Material to process:
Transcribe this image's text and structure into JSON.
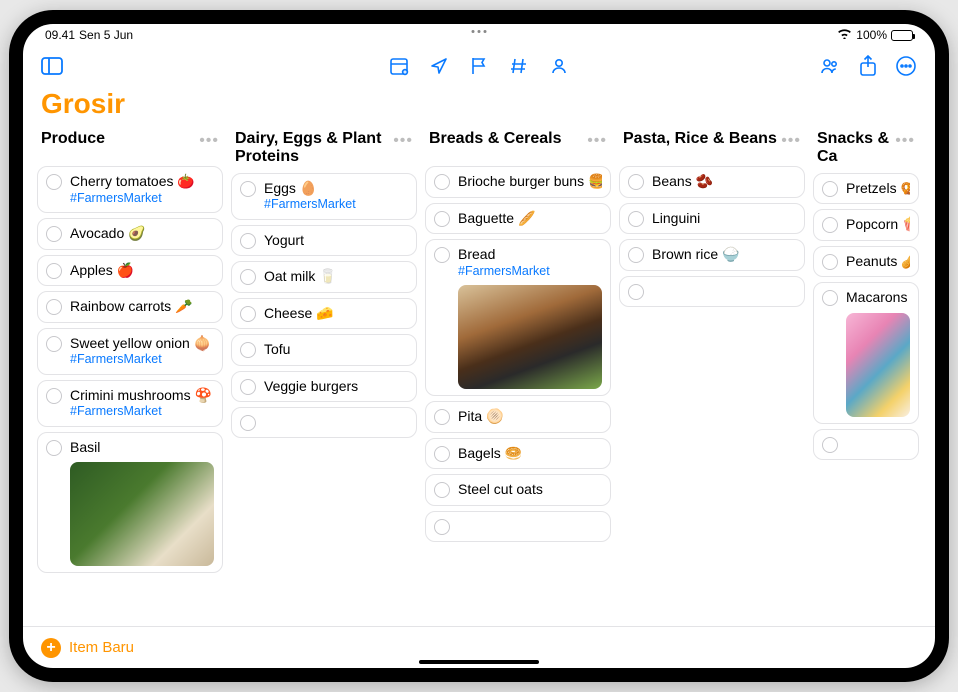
{
  "status": {
    "time": "09.41",
    "date": "Sen 5 Jun",
    "battery_pct": "100%",
    "wifi_icon": "wifi-icon",
    "battery_icon": "battery-icon"
  },
  "toolbar": {
    "sidebar_icon": "sidebar-toggle-icon",
    "calendar_icon": "calendar-icon",
    "location_icon": "location-icon",
    "flag_icon": "flag-icon",
    "hash_icon": "hash-icon",
    "person_icon": "person-icon",
    "share_icon": "share-icon",
    "collab_icon": "collaborate-icon",
    "more_icon": "ellipsis-circle-icon"
  },
  "title": "Grosir",
  "footer": {
    "new_item": "Item Baru"
  },
  "columns": [
    {
      "title": "Produce",
      "items": [
        {
          "label": "Cherry tomatoes 🍅",
          "tag": "#FarmersMarket"
        },
        {
          "label": "Avocado 🥑"
        },
        {
          "label": "Apples 🍎"
        },
        {
          "label": "Rainbow carrots 🥕"
        },
        {
          "label": "Sweet yellow onion 🧅",
          "tag": "#FarmersMarket"
        },
        {
          "label": "Crimini mushrooms 🍄",
          "tag": "#FarmersMarket"
        },
        {
          "label": "Basil",
          "image": "basil"
        }
      ]
    },
    {
      "title": "Dairy, Eggs & Plant Proteins",
      "items": [
        {
          "label": "Eggs 🥚",
          "tag": "#FarmersMarket"
        },
        {
          "label": "Yogurt"
        },
        {
          "label": "Oat milk 🥛"
        },
        {
          "label": "Cheese 🧀"
        },
        {
          "label": "Tofu"
        },
        {
          "label": "Veggie burgers"
        },
        {
          "empty": true
        }
      ]
    },
    {
      "title": "Breads & Cereals",
      "items": [
        {
          "label": "Brioche burger buns 🍔"
        },
        {
          "label": "Baguette 🥖"
        },
        {
          "label": "Bread",
          "tag": "#FarmersMarket",
          "image": "bread"
        },
        {
          "label": "Pita 🫓"
        },
        {
          "label": "Bagels 🥯"
        },
        {
          "label": "Steel cut oats"
        },
        {
          "empty": true
        }
      ]
    },
    {
      "title": "Pasta, Rice & Beans",
      "items": [
        {
          "label": "Beans 🫘"
        },
        {
          "label": "Linguini"
        },
        {
          "label": "Brown rice 🍚"
        },
        {
          "empty": true
        }
      ]
    },
    {
      "title": "Snacks & Ca",
      "cutoff": true,
      "items": [
        {
          "label": "Pretzels 🥨"
        },
        {
          "label": "Popcorn 🍿"
        },
        {
          "label": "Peanuts 🥜"
        },
        {
          "label": "Macarons",
          "image": "macarons"
        },
        {
          "empty": true
        }
      ]
    }
  ]
}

Task directions:
Please provide the number of lines in the listing above that contain the word "title", and nothing further.

Response for this exercise:
6